● AIM OF THE TASK:
What follows are records. Restate all of them word for word.

● DATA LINES:
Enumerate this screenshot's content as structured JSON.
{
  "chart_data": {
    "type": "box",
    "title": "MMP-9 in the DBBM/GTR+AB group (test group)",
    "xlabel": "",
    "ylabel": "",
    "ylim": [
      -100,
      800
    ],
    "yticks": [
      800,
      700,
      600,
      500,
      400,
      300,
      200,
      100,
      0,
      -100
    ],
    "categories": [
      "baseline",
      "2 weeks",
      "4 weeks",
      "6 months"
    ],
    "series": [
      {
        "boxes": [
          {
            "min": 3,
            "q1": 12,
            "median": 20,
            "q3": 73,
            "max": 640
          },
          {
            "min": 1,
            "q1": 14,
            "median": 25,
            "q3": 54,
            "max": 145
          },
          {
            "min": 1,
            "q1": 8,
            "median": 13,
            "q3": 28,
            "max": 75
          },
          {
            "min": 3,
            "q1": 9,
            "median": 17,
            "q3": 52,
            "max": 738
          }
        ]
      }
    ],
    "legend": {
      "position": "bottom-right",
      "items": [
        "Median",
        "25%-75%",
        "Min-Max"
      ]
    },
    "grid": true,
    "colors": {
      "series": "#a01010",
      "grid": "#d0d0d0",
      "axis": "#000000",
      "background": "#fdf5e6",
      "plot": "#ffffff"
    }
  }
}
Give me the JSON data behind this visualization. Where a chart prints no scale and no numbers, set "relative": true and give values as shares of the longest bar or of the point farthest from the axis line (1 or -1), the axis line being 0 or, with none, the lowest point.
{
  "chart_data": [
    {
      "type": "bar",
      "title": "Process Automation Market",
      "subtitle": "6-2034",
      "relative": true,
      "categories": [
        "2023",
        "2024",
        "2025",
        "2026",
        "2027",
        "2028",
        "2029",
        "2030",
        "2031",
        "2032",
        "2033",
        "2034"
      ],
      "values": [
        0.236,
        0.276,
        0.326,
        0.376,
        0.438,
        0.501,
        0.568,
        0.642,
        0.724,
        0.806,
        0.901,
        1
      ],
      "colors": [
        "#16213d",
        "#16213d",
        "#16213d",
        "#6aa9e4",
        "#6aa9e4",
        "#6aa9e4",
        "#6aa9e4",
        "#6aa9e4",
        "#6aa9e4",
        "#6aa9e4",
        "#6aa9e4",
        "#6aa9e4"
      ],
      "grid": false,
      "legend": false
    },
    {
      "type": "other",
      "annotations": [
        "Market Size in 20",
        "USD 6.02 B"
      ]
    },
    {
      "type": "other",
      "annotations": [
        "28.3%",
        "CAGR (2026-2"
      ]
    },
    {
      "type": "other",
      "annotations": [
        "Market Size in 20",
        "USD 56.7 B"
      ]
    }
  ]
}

● TASK RESULT:
Enumerate this screenshot's content as structured JSON.
{
  "chart_data": {
    "type": "box",
    "title": "MMP-9 in the DBBM/GTR+AB group (test group)",
    "xlabel": "",
    "ylabel": "",
    "ylim": [
      -100,
      800
    ],
    "yticks": [
      800,
      700,
      600,
      500,
      400,
      300,
      200,
      100,
      0,
      -100
    ],
    "categories": [
      "baseline",
      "2 weeks",
      "4 weeks",
      "6 months"
    ],
    "series": [
      {
        "boxes": [
          {
            "min": 3,
            "q1": 12,
            "median": 20,
            "q3": 73,
            "max": 640
          },
          {
            "min": 1,
            "q1": 14,
            "median": 25,
            "q3": 54,
            "max": 145
          },
          {
            "min": 1,
            "q1": 8,
            "median": 13,
            "q3": 28,
            "max": 75
          },
          {
            "min": 3,
            "q1": 9,
            "median": 17,
            "q3": 52,
            "max": 738
          }
        ]
      }
    ],
    "legend": {
      "position": "bottom-right",
      "items": [
        "Median",
        "25%-75%",
        "Min-Max"
      ]
    },
    "grid": true,
    "colors": {
      "series": "#a01010",
      "grid": "#d0d0d0",
      "axis": "#000000",
      "background": "#fdf5e6",
      "plot": "#ffffff"
    }
  }
}
Give me the JSON data behind this visualization. Where a chart prints no scale and no numbers, set "relative": true and give values as shares of the longest bar or of the point farthest from the axis line (1 or -1), the axis line being 0 or, with none, the lowest point.
{
  "chart_data": [
    {
      "type": "bar",
      "title": "Process Automation Market",
      "subtitle": "6-2034",
      "relative": true,
      "categories": [
        "2023",
        "2024",
        "2025",
        "2026",
        "2027",
        "2028",
        "2029",
        "2030",
        "2031",
        "2032",
        "2033",
        "2034"
      ],
      "values": [
        0.236,
        0.276,
        0.326,
        0.376,
        0.438,
        0.501,
        0.568,
        0.642,
        0.724,
        0.806,
        0.901,
        1
      ],
      "colors": [
        "#16213d",
        "#16213d",
        "#16213d",
        "#6aa9e4",
        "#6aa9e4",
        "#6aa9e4",
        "#6aa9e4",
        "#6aa9e4",
        "#6aa9e4",
        "#6aa9e4",
        "#6aa9e4",
        "#6aa9e4"
      ],
      "grid": false,
      "legend": false
    },
    {
      "type": "other",
      "annotations": [
        "Market Size in 20",
        "USD 6.02 B"
      ]
    },
    {
      "type": "other",
      "annotations": [
        "28.3%",
        "CAGR (2026-2"
      ]
    },
    {
      "type": "other",
      "annotations": [
        "Market Size in 20",
        "USD 56.7 B"
      ]
    }
  ]
}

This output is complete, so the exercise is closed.